Task goal:
Extract each line containing the string "применения".

Exercise materials:
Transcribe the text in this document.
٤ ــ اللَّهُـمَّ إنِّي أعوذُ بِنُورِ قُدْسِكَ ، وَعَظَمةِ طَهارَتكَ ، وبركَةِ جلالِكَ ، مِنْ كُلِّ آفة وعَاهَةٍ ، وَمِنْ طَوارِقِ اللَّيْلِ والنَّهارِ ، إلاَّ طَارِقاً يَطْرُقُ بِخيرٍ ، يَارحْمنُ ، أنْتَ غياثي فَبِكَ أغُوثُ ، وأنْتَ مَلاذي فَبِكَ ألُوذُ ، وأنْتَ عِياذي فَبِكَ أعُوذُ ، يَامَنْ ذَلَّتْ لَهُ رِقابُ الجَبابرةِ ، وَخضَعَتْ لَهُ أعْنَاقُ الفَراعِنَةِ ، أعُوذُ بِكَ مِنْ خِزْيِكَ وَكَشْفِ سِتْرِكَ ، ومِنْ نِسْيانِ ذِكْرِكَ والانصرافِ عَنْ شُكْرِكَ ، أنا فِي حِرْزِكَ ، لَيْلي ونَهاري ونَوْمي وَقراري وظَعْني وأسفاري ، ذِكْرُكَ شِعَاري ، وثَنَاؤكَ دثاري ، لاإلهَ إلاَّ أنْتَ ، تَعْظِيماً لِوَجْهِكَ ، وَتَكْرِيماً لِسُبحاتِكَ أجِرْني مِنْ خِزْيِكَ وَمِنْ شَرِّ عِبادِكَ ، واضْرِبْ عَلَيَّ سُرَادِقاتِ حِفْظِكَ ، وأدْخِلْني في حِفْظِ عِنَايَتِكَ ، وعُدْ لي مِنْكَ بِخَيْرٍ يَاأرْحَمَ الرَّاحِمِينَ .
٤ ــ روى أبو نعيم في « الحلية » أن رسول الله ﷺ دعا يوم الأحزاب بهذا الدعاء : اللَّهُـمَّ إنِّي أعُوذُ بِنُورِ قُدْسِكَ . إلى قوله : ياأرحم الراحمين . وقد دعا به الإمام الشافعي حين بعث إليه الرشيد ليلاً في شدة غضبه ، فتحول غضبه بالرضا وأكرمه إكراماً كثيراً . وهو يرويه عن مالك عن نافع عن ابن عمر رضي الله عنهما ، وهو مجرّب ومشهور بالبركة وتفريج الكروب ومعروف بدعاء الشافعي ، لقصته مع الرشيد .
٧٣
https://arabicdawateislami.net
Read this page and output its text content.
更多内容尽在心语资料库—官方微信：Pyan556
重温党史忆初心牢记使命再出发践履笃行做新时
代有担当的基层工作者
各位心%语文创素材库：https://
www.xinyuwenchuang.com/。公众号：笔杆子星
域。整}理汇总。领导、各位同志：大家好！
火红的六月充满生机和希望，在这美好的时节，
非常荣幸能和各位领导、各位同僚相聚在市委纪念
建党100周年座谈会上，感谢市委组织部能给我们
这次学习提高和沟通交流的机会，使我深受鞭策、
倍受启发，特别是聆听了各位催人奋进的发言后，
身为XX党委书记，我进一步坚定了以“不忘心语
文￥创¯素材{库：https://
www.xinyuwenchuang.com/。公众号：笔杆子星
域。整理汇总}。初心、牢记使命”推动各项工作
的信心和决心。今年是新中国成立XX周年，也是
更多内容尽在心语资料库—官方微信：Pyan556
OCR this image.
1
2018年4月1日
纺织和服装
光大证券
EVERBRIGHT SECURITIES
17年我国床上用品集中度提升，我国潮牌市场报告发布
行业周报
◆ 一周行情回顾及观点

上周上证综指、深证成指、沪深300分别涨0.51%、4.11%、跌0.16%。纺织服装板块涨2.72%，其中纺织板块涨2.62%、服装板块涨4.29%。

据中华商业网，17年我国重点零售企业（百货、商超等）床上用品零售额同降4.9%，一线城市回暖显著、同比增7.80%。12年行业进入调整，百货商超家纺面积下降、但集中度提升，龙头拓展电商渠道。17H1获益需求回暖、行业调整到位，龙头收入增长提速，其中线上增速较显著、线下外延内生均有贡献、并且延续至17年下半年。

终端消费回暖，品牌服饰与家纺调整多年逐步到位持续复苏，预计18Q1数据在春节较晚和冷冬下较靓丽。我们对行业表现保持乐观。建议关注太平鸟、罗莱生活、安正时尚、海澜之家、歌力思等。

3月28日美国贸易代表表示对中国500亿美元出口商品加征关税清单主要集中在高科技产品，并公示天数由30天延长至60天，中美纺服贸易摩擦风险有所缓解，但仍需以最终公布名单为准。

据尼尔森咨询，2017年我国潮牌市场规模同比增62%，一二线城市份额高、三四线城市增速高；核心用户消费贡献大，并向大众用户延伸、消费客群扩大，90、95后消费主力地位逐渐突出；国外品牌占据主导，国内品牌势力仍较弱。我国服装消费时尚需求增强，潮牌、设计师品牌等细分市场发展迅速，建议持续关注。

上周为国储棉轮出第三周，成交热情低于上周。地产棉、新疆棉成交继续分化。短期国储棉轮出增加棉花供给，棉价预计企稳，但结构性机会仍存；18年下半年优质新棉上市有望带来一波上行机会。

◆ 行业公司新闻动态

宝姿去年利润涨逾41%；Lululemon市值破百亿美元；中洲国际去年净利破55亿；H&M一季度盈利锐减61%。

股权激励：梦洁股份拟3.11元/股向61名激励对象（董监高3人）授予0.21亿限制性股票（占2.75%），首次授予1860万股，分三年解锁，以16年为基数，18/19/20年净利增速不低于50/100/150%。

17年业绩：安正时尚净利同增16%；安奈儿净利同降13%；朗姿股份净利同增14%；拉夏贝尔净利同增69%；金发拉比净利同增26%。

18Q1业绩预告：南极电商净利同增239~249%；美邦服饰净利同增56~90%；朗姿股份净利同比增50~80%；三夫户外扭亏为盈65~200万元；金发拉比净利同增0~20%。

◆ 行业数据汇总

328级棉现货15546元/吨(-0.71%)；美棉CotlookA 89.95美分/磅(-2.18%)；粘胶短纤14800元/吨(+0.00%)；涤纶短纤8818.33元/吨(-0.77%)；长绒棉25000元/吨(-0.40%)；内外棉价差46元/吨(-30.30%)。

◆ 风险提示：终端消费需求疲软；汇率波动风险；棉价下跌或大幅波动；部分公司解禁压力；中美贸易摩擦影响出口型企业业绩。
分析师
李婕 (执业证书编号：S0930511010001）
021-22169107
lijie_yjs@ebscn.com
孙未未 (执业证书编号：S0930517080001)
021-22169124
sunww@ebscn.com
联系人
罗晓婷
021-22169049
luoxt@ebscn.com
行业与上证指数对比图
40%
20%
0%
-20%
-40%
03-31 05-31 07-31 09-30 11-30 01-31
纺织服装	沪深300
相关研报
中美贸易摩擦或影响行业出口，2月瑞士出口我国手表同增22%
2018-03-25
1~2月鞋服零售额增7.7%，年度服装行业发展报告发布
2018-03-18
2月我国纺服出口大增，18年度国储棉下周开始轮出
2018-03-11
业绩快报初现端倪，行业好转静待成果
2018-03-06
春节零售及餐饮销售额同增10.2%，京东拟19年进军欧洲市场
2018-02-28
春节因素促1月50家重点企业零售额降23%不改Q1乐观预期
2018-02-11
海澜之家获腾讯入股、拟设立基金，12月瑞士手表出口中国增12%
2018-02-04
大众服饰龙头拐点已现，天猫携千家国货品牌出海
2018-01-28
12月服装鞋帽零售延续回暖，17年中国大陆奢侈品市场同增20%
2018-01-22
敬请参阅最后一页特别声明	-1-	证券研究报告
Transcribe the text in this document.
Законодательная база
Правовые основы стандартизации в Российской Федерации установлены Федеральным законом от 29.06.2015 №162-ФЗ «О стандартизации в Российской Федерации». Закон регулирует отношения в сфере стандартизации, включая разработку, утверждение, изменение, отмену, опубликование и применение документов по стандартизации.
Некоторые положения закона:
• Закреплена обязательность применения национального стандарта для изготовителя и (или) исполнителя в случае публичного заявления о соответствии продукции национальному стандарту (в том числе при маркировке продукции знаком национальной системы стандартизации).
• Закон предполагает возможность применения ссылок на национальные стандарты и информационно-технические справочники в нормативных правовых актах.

Answer:
• Закреплена обязательность применения национального стандарта для изготовителя и (или) исполнителя в случае публичного заявления о соответствии продукции национальному стандарту (в том числе при маркировке продукции знаком национальной системы стандартизации).
• Закон предполагает возможность применения ссылок на национальные стандарты и информационно-технические справочники в нормативных правовых актах.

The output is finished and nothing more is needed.